BRIEF:
Every entry that follows should be reproduced exactly.

INFORMATION SHOWN:
----

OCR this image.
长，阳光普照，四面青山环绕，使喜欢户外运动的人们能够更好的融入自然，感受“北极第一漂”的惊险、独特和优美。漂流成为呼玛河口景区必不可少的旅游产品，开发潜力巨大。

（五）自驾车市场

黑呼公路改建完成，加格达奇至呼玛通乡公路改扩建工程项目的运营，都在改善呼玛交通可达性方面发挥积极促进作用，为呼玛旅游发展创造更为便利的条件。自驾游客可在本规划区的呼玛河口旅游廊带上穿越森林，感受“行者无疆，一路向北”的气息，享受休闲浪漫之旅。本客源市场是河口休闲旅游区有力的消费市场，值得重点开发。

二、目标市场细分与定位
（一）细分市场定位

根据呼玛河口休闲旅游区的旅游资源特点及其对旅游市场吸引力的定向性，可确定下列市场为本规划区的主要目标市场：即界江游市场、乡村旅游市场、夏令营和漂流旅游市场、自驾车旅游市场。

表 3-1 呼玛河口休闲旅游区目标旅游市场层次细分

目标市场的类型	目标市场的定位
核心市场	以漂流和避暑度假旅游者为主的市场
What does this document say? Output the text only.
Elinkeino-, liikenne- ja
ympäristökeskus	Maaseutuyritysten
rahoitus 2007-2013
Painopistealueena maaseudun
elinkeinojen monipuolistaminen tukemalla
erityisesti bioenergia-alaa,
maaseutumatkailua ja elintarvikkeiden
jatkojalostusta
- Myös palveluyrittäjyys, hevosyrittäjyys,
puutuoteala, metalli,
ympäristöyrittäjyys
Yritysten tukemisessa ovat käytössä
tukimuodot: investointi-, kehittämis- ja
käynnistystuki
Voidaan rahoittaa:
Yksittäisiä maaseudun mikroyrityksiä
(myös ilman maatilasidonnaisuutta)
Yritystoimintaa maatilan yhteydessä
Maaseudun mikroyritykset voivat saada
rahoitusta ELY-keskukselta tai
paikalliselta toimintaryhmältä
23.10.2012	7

----

WRITTEN ANSWER:
OCR this image.
长，阳光普照，四面青山环绕，使喜欢户外运动的人们能够更好的融入自然，感受“北极第一漂”的惊险、独特和优美。漂流成为呼玛河口景区必不可少的旅游产品，开发潜力巨大。

（五）自驾车市场

黑呼公路改建完成，加格达奇至呼玛通乡公路改扩建工程项目的运营，都在改善呼玛交通可达性方面发挥积极促进作用，为呼玛旅游发展创造更为便利的条件。自驾游客可在本规划区的呼玛河口旅游廊带上穿越森林，感受“行者无疆，一路向北”的气息，享受休闲浪漫之旅。本客源市场是河口休闲旅游区有力的消费市场，值得重点开发。

二、目标市场细分与定位
（一）细分市场定位

根据呼玛河口休闲旅游区的旅游资源特点及其对旅游市场吸引力的定向性，可确定下列市场为本规划区的主要目标市场：即界江游市场、乡村旅游市场、夏令营和漂流旅游市场、自驾车旅游市场。

表 3-1 呼玛河口休闲旅游区目标旅游市场层次细分

目标市场的类型	目标市场的定位
核心市场	以漂流和避暑度假旅游者为主的市场
What does this document say? Output the text only.
Elinkeino-, liikenne- ja
ympäristökeskus	Maaseutuyritysten
rahoitus 2007-2013
Painopistealueena maaseudun
elinkeinojen monipuolistaminen tukemalla
erityisesti bioenergia-alaa,
maaseutumatkailua ja elintarvikkeiden
jatkojalostusta
- Myös palveluyrittäjyys, hevosyrittäjyys,
puutuoteala, metalli,
ympäristöyrittäjyys
Yritysten tukemisessa ovat käytössä
tukimuodot: investointi-, kehittämis- ja
käynnistystuki
Voidaan rahoittaa:
Yksittäisiä maaseudun mikroyrityksiä
(myös ilman maatilasidonnaisuutta)
Yritystoimintaa maatilan yhteydessä
Maaseudun mikroyritykset voivat saada
rahoitusta ELY-keskukselta tai
paikalliselta toimintaryhmältä
23.10.2012	7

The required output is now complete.